With the pictures omitted, write out the entries that follow exactly as they stand.

Stored data entries:
========================================

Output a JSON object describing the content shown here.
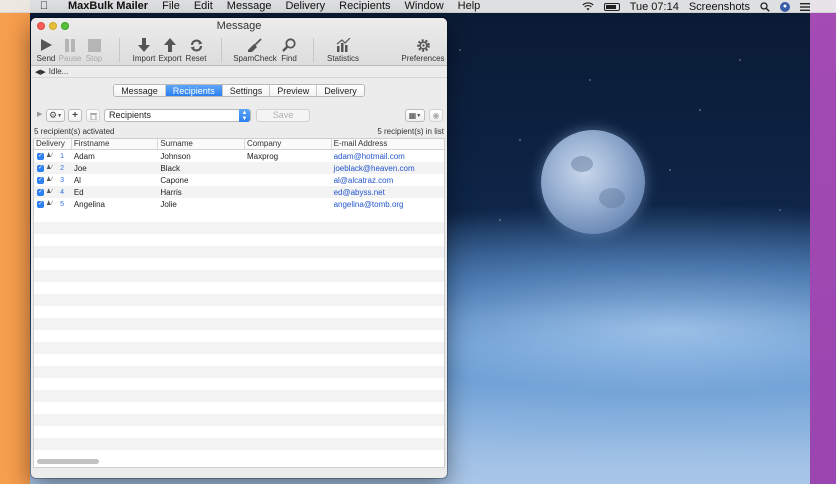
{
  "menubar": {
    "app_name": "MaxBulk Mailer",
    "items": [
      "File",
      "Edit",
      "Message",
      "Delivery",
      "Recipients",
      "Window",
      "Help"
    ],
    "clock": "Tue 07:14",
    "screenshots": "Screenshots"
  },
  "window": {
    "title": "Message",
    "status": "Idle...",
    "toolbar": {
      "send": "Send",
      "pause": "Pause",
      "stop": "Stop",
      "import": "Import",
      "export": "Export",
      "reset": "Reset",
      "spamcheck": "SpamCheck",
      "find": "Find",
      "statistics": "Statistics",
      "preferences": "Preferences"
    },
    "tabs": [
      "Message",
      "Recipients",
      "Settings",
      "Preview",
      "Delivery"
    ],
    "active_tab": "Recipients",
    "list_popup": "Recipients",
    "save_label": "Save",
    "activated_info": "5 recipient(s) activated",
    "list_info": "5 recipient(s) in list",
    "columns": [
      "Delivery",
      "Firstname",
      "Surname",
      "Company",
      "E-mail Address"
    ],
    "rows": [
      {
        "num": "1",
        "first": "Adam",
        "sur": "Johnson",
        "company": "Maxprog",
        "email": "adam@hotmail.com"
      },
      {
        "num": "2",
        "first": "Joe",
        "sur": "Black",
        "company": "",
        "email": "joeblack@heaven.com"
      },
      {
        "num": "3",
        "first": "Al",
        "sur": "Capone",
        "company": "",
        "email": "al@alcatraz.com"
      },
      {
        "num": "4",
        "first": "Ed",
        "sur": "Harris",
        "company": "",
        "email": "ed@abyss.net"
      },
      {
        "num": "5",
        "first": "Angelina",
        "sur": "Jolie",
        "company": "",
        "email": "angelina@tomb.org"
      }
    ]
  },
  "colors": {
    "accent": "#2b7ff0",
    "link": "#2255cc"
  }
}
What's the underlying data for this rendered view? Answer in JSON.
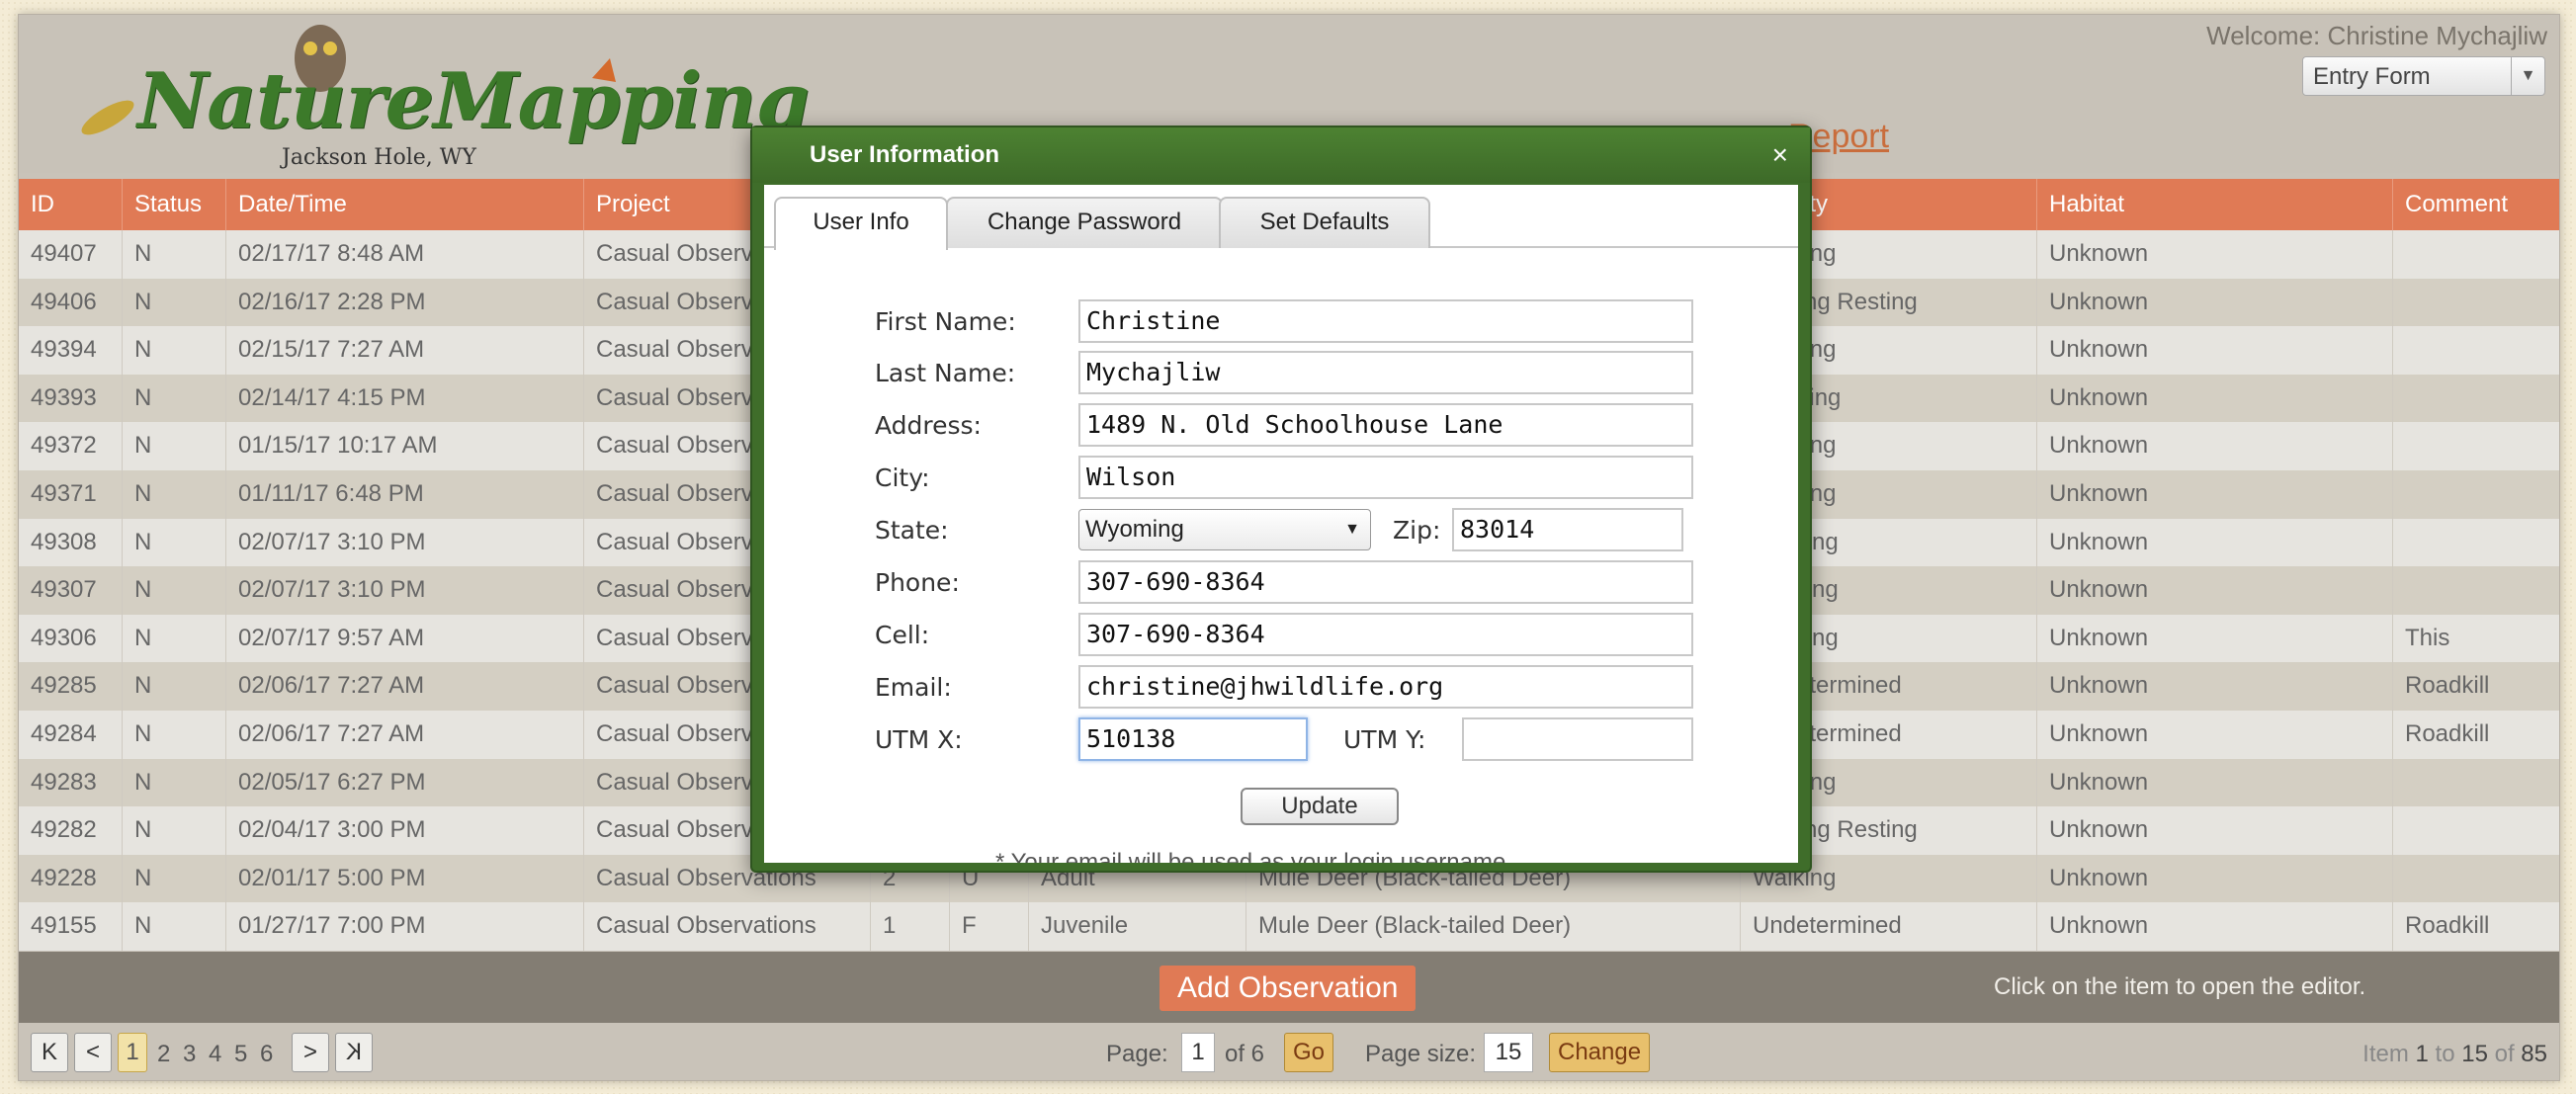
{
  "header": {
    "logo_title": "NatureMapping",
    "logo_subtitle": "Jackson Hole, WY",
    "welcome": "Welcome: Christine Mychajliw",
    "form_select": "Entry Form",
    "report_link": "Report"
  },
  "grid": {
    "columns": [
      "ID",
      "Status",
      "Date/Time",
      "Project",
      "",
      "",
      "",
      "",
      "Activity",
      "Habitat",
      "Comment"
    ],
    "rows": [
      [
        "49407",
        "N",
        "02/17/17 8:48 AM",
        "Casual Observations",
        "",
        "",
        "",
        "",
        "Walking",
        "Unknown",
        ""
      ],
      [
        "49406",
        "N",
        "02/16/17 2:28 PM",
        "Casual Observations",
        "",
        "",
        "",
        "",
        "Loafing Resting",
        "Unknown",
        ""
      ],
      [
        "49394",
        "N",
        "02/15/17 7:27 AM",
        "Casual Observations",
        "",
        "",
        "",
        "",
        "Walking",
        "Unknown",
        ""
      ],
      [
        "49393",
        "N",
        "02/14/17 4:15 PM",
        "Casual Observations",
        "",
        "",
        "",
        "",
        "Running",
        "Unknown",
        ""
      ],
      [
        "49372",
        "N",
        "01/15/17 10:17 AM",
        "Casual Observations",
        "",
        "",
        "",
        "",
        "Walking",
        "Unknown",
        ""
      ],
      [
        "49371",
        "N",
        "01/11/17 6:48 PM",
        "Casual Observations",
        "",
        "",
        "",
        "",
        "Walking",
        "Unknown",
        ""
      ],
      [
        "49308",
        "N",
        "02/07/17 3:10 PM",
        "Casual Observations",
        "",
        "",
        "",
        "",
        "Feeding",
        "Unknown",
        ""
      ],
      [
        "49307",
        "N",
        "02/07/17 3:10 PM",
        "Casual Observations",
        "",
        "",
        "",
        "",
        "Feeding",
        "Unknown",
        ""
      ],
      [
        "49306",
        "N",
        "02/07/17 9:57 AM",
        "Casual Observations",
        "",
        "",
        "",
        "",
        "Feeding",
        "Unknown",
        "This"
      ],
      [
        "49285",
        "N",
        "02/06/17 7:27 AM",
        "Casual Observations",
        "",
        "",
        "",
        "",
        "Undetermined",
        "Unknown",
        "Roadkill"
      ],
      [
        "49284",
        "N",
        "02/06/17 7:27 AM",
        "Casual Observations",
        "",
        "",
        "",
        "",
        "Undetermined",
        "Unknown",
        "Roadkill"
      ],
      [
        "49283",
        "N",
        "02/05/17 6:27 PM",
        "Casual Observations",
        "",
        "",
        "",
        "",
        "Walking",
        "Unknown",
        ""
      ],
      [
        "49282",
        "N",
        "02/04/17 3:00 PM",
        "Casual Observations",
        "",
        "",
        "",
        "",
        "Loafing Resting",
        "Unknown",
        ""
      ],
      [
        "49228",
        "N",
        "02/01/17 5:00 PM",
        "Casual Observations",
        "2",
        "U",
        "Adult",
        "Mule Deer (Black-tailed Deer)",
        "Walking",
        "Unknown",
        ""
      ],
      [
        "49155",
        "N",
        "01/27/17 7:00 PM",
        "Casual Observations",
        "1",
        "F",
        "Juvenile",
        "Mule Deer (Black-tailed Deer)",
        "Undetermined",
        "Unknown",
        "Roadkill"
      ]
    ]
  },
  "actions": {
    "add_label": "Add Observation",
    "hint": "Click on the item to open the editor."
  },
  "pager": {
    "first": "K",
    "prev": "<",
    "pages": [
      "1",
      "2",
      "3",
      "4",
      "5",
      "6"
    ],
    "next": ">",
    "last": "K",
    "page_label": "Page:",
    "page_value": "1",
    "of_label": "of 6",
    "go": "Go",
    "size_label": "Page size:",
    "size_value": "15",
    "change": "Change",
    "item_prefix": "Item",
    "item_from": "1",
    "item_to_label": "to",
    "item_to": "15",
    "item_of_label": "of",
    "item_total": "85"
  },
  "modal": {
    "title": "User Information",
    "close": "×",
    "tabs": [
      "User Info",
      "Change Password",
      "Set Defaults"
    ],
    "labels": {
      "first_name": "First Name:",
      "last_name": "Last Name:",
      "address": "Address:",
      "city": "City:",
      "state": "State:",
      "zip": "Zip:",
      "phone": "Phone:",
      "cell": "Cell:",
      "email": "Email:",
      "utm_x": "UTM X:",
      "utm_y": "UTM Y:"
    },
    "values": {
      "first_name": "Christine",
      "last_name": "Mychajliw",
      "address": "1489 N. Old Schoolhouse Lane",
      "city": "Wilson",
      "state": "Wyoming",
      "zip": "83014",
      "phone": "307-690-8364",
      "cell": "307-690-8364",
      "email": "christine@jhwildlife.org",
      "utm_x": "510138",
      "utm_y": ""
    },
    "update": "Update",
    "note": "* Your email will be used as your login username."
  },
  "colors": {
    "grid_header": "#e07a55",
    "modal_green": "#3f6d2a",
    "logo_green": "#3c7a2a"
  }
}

========================================

[Correct output]
Output a JSON object describing the content shown here.
{
  "menubar": {
    "app_name": "MaxBulk Mailer",
    "items": [
      "File",
      "Edit",
      "Message",
      "Delivery",
      "Recipients",
      "Window",
      "Help"
    ],
    "clock": "Tue 07:14",
    "screenshots": "Screenshots"
  },
  "window": {
    "title": "Message",
    "status": "Idle...",
    "toolbar": {
      "send": "Send",
      "pause": "Pause",
      "stop": "Stop",
      "import": "Import",
      "export": "Export",
      "reset": "Reset",
      "spamcheck": "SpamCheck",
      "find": "Find",
      "statistics": "Statistics",
      "preferences": "Preferences"
    },
    "tabs": [
      "Message",
      "Recipients",
      "Settings",
      "Preview",
      "Delivery"
    ],
    "active_tab": "Recipients",
    "list_popup": "Recipients",
    "save_label": "Save",
    "activated_info": "5 recipient(s) activated",
    "list_info": "5 recipient(s) in list",
    "columns": [
      "Delivery",
      "Firstname",
      "Surname",
      "Company",
      "E-mail Address"
    ],
    "rows": [
      {
        "num": "1",
        "first": "Adam",
        "sur": "Johnson",
        "company": "Maxprog",
        "email": "adam@hotmail.com"
      },
      {
        "num": "2",
        "first": "Joe",
        "sur": "Black",
        "company": "",
        "email": "joeblack@heaven.com"
      },
      {
        "num": "3",
        "first": "Al",
        "sur": "Capone",
        "company": "",
        "email": "al@alcatraz.com"
      },
      {
        "num": "4",
        "first": "Ed",
        "sur": "Harris",
        "company": "",
        "email": "ed@abyss.net"
      },
      {
        "num": "5",
        "first": "Angelina",
        "sur": "Jolie",
        "company": "",
        "email": "angelina@tomb.org"
      }
    ]
  },
  "colors": {
    "accent": "#2b7ff0",
    "link": "#2255cc"
  }
}
What's the underlying data for this rendered view? Answer in JSON.
{
  "header": {
    "logo_title": "NatureMapping",
    "logo_subtitle": "Jackson Hole, WY",
    "welcome": "Welcome: Christine Mychajliw",
    "form_select": "Entry Form",
    "report_link": "Report"
  },
  "grid": {
    "columns": [
      "ID",
      "Status",
      "Date/Time",
      "Project",
      "",
      "",
      "",
      "",
      "Activity",
      "Habitat",
      "Comment"
    ],
    "rows": [
      [
        "49407",
        "N",
        "02/17/17 8:48 AM",
        "Casual Observations",
        "",
        "",
        "",
        "",
        "Walking",
        "Unknown",
        ""
      ],
      [
        "49406",
        "N",
        "02/16/17 2:28 PM",
        "Casual Observations",
        "",
        "",
        "",
        "",
        "Loafing Resting",
        "Unknown",
        ""
      ],
      [
        "49394",
        "N",
        "02/15/17 7:27 AM",
        "Casual Observations",
        "",
        "",
        "",
        "",
        "Walking",
        "Unknown",
        ""
      ],
      [
        "49393",
        "N",
        "02/14/17 4:15 PM",
        "Casual Observations",
        "",
        "",
        "",
        "",
        "Running",
        "Unknown",
        ""
      ],
      [
        "49372",
        "N",
        "01/15/17 10:17 AM",
        "Casual Observations",
        "",
        "",
        "",
        "",
        "Walking",
        "Unknown",
        ""
      ],
      [
        "49371",
        "N",
        "01/11/17 6:48 PM",
        "Casual Observations",
        "",
        "",
        "",
        "",
        "Walking",
        "Unknown",
        ""
      ],
      [
        "49308",
        "N",
        "02/07/17 3:10 PM",
        "Casual Observations",
        "",
        "",
        "",
        "",
        "Feeding",
        "Unknown",
        ""
      ],
      [
        "49307",
        "N",
        "02/07/17 3:10 PM",
        "Casual Observations",
        "",
        "",
        "",
        "",
        "Feeding",
        "Unknown",
        ""
      ],
      [
        "49306",
        "N",
        "02/07/17 9:57 AM",
        "Casual Observations",
        "",
        "",
        "",
        "",
        "Feeding",
        "Unknown",
        "This"
      ],
      [
        "49285",
        "N",
        "02/06/17 7:27 AM",
        "Casual Observations",
        "",
        "",
        "",
        "",
        "Undetermined",
        "Unknown",
        "Roadkill"
      ],
      [
        "49284",
        "N",
        "02/06/17 7:27 AM",
        "Casual Observations",
        "",
        "",
        "",
        "",
        "Undetermined",
        "Unknown",
        "Roadkill"
      ],
      [
        "49283",
        "N",
        "02/05/17 6:27 PM",
        "Casual Observations",
        "",
        "",
        "",
        "",
        "Walking",
        "Unknown",
        ""
      ],
      [
        "49282",
        "N",
        "02/04/17 3:00 PM",
        "Casual Observations",
        "",
        "",
        "",
        "",
        "Loafing Resting",
        "Unknown",
        ""
      ],
      [
        "49228",
        "N",
        "02/01/17 5:00 PM",
        "Casual Observations",
        "2",
        "U",
        "Adult",
        "Mule Deer (Black-tailed Deer)",
        "Walking",
        "Unknown",
        ""
      ],
      [
        "49155",
        "N",
        "01/27/17 7:00 PM",
        "Casual Observations",
        "1",
        "F",
        "Juvenile",
        "Mule Deer (Black-tailed Deer)",
        "Undetermined",
        "Unknown",
        "Roadkill"
      ]
    ]
  },
  "actions": {
    "add_label": "Add Observation",
    "hint": "Click on the item to open the editor."
  },
  "pager": {
    "first": "K",
    "prev": "<",
    "pages": [
      "1",
      "2",
      "3",
      "4",
      "5",
      "6"
    ],
    "next": ">",
    "last": "K",
    "page_label": "Page:",
    "page_value": "1",
    "of_label": "of 6",
    "go": "Go",
    "size_label": "Page size:",
    "size_value": "15",
    "change": "Change",
    "item_prefix": "Item",
    "item_from": "1",
    "item_to_label": "to",
    "item_to": "15",
    "item_of_label": "of",
    "item_total": "85"
  },
  "modal": {
    "title": "User Information",
    "close": "×",
    "tabs": [
      "User Info",
      "Change Password",
      "Set Defaults"
    ],
    "labels": {
      "first_name": "First Name:",
      "last_name": "Last Name:",
      "address": "Address:",
      "city": "City:",
      "state": "State:",
      "zip": "Zip:",
      "phone": "Phone:",
      "cell": "Cell:",
      "email": "Email:",
      "utm_x": "UTM X:",
      "utm_y": "UTM Y:"
    },
    "values": {
      "first_name": "Christine",
      "last_name": "Mychajliw",
      "address": "1489 N. Old Schoolhouse Lane",
      "city": "Wilson",
      "state": "Wyoming",
      "zip": "83014",
      "phone": "307-690-8364",
      "cell": "307-690-8364",
      "email": "christine@jhwildlife.org",
      "utm_x": "510138",
      "utm_y": ""
    },
    "update": "Update",
    "note": "* Your email will be used as your login username."
  },
  "colors": {
    "grid_header": "#e07a55",
    "modal_green": "#3f6d2a",
    "logo_green": "#3c7a2a"
  }
}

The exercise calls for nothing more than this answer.